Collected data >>
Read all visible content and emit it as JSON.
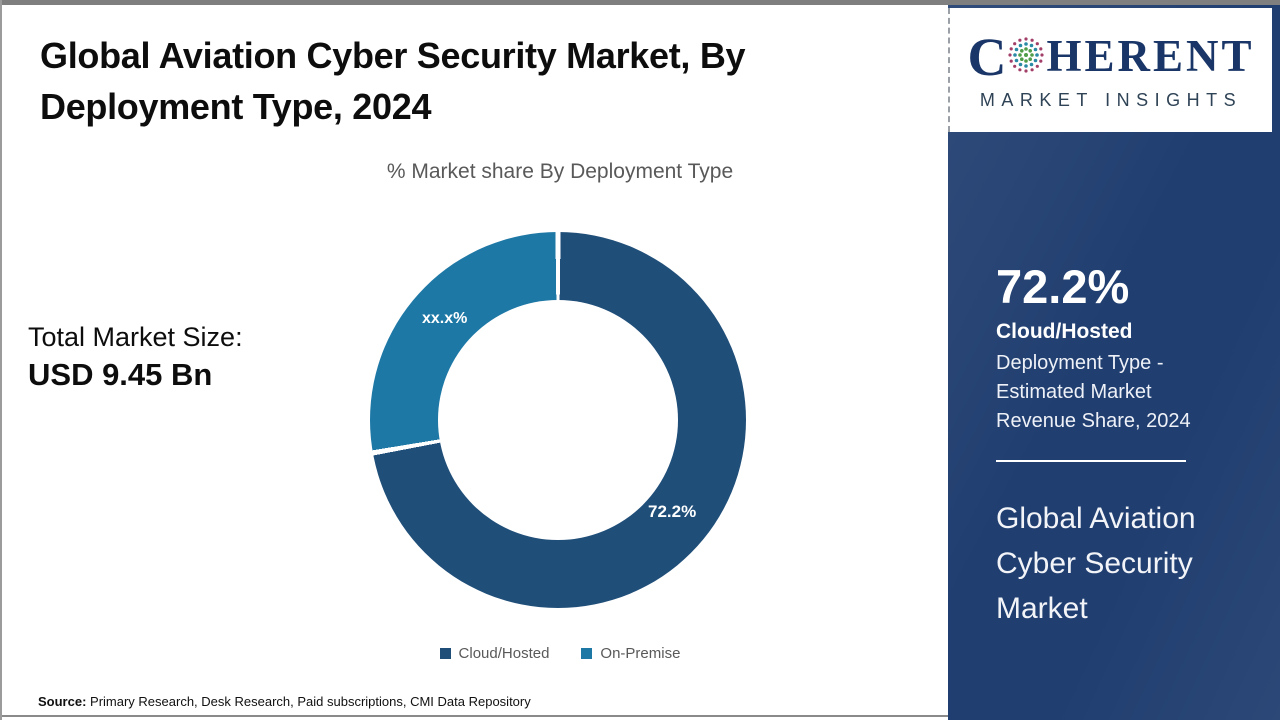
{
  "header": {
    "title": "Global Aviation Cyber Security Market, By\nDeployment Type, 2024"
  },
  "chart_data": {
    "type": "pie",
    "donut": true,
    "title": "% Market share By Deployment Type",
    "categories": [
      "Cloud/Hosted",
      "On-Premise"
    ],
    "values": [
      72.2,
      27.8
    ],
    "value_labels": [
      "72.2%",
      "xx.x%"
    ],
    "colors": [
      "#1F4E79",
      "#1E78A6"
    ],
    "legend_position": "bottom",
    "start_angle_deg": 0,
    "slice_gap_color": "#ffffff"
  },
  "stats": {
    "total_label": "Total Market Size:",
    "total_value": "USD 9.45 Bn"
  },
  "source": {
    "prefix": "Source:",
    "text": "Primary Research, Desk Research, Paid subscriptions, CMI Data Repository"
  },
  "sidebar": {
    "logo": {
      "first_letter": "C",
      "rest": "HERENT",
      "subtitle": "MARKET INSIGHTS",
      "globe_icon_colors": {
        "rim": "#A23F68",
        "mid": "#2A8AA5",
        "core": "#4F9D49"
      }
    },
    "highlight": {
      "value": "72.2%",
      "segment": "Cloud/Hosted",
      "description": "Deployment Type -\nEstimated Market\nRevenue Share, 2024"
    },
    "market_name": "Global Aviation\nCyber Security\nMarket",
    "panel_color": "#203E70"
  }
}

Task directions >> Each line of the data that includes the word "Security" counts once; report the total and nothing more.

Task answer >> 2